> _STATED TASK_
Pick out every line of the entries below where "facktidskr" occurs, and copy those lines.

--- START RECORDED DATA ---

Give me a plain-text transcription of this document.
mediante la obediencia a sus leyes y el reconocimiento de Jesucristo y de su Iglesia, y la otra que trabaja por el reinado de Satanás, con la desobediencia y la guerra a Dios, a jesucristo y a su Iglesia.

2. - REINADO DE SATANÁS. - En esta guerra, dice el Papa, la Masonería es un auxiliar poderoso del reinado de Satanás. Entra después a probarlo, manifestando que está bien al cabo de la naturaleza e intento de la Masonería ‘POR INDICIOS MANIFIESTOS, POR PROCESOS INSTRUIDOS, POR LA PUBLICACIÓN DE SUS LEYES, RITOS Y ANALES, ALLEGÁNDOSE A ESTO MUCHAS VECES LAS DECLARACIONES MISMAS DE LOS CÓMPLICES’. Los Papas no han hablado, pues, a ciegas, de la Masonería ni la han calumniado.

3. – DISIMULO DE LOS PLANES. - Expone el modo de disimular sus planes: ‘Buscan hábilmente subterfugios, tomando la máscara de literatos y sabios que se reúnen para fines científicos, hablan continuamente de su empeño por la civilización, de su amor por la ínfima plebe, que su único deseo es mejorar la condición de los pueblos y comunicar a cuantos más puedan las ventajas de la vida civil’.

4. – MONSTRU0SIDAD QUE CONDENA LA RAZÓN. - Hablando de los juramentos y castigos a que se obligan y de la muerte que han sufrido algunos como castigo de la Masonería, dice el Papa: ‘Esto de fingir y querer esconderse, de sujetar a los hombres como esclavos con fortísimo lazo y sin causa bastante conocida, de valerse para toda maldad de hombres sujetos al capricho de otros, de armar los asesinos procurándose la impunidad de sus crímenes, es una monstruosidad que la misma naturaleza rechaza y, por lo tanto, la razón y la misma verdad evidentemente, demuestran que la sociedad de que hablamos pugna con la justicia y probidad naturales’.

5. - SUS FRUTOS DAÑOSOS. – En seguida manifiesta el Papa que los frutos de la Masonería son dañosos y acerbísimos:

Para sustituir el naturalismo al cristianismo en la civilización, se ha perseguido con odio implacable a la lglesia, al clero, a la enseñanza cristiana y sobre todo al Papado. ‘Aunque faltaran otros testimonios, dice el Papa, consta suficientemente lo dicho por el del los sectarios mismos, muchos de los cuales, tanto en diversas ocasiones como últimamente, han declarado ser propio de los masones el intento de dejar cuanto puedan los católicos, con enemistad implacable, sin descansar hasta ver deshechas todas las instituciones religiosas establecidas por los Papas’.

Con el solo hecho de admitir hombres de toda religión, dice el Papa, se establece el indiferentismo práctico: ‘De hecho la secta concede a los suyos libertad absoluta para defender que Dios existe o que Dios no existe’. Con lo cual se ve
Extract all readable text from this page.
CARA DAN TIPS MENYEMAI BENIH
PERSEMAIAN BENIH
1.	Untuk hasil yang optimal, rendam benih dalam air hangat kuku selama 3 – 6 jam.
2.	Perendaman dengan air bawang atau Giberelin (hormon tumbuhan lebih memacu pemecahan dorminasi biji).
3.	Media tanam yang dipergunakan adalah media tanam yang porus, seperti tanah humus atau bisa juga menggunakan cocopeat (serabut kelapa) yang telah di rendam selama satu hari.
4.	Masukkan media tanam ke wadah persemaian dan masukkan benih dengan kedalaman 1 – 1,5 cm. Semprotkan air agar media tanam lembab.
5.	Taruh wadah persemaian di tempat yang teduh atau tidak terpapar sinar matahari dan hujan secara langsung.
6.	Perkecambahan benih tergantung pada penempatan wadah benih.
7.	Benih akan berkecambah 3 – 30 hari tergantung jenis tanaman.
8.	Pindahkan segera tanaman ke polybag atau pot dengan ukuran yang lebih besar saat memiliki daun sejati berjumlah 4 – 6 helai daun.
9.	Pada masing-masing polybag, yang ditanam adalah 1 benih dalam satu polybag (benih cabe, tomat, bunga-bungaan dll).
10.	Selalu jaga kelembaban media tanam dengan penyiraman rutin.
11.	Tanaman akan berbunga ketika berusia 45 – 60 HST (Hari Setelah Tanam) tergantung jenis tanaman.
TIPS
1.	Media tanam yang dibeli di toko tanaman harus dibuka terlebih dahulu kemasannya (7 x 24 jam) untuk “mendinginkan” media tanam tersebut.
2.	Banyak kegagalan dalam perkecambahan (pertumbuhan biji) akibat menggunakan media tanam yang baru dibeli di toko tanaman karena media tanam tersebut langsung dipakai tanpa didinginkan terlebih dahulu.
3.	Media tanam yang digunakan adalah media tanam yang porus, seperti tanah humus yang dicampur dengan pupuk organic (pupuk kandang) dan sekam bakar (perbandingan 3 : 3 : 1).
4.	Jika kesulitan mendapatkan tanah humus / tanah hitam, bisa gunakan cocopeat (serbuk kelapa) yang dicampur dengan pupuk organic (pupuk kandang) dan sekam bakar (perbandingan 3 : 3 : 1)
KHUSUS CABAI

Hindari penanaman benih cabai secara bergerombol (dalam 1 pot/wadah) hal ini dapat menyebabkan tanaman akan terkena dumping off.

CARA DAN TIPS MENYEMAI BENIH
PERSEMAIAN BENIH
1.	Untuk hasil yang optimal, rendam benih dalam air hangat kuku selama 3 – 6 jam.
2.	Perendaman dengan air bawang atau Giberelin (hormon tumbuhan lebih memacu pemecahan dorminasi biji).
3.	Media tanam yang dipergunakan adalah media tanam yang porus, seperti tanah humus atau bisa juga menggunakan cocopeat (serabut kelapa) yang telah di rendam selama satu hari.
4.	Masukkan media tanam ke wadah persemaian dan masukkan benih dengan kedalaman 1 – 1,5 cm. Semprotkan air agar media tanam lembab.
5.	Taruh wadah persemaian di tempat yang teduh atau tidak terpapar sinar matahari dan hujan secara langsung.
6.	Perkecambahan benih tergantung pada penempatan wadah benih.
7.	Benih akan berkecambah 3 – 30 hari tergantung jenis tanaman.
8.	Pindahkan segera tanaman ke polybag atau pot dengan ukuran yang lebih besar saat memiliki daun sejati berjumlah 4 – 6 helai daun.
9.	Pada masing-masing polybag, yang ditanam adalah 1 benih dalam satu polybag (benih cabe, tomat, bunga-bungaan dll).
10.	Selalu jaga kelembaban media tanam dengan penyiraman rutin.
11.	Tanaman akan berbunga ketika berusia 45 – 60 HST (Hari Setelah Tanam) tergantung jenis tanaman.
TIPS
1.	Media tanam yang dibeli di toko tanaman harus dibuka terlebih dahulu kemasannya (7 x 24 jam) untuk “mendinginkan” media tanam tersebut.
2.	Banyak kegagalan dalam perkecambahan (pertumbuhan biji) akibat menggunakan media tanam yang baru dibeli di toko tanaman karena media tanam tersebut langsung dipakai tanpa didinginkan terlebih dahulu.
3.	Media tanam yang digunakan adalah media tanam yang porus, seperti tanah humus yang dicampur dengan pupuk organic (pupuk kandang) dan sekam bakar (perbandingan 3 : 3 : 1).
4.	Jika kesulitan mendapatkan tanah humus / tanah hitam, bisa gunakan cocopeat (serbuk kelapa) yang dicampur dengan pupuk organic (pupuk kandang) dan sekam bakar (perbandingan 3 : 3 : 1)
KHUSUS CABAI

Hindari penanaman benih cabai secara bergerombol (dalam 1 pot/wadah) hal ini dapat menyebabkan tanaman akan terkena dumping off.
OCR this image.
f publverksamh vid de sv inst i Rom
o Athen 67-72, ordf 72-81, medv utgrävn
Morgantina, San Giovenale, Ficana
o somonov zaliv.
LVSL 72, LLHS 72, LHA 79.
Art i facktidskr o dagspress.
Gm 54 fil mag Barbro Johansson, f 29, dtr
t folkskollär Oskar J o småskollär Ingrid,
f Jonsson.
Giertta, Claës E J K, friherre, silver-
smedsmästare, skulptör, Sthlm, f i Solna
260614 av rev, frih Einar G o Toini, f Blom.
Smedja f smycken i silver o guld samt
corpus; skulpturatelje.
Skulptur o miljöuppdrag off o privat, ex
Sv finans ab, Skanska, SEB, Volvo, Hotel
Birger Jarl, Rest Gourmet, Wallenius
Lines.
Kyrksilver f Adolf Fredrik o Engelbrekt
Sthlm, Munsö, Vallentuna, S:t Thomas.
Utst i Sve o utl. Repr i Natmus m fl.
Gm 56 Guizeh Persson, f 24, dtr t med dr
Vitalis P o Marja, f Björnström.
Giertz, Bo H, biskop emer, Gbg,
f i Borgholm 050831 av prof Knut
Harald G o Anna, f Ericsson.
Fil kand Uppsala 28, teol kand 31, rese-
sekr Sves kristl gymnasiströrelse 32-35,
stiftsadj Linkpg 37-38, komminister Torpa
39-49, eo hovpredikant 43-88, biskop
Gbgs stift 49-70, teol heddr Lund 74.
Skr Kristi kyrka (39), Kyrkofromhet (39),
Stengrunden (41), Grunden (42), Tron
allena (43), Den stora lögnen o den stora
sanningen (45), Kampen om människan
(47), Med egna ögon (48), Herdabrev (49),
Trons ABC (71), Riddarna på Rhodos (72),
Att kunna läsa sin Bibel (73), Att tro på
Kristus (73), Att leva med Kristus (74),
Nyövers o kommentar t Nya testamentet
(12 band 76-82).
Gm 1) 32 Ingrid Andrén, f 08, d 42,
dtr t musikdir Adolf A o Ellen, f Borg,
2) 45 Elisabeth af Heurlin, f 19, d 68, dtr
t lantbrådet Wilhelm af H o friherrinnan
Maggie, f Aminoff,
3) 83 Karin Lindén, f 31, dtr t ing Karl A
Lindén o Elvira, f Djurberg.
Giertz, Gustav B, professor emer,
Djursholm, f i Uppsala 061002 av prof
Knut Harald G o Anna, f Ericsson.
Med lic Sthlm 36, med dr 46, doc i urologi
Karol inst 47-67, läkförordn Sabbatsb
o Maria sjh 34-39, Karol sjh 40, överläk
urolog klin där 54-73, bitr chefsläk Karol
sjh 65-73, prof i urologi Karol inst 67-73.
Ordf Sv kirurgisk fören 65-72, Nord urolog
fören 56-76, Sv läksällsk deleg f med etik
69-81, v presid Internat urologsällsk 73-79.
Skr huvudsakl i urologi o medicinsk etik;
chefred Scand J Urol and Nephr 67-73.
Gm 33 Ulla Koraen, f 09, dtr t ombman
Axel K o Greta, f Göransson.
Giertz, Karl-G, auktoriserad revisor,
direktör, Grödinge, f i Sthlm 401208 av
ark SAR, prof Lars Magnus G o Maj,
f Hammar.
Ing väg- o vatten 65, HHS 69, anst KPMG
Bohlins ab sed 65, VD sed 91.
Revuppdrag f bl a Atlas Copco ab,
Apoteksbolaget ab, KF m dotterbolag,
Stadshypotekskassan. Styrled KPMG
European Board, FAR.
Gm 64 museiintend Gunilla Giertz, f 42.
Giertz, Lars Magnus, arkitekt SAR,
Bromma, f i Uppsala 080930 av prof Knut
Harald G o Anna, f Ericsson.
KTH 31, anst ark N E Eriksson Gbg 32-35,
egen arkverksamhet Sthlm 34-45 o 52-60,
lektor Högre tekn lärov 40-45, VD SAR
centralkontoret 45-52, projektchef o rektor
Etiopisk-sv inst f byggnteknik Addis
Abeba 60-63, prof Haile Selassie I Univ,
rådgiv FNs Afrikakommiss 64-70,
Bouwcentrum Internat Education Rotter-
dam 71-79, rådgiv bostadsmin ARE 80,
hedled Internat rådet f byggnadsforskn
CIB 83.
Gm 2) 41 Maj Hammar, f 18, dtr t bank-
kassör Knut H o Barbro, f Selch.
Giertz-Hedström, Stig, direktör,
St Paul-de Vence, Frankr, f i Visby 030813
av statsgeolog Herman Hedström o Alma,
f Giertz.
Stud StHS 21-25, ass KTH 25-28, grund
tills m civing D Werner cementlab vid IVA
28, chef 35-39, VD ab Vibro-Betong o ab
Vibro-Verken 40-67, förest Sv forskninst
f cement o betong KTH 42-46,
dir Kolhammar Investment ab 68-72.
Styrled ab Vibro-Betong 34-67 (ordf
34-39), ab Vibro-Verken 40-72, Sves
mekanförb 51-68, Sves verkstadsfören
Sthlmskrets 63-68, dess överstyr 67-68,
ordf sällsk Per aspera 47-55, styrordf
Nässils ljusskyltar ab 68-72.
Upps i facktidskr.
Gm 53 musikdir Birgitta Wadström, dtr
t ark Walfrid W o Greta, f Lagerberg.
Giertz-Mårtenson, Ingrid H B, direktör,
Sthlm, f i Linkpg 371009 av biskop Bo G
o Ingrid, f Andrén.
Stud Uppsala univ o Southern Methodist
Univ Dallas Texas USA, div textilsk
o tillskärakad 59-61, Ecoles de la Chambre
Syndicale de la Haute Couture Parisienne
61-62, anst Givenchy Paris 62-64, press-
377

--- END RECORDED DATA ---

> _RESULT_
Art i facktidskr o dagspress.
Upps i facktidskr.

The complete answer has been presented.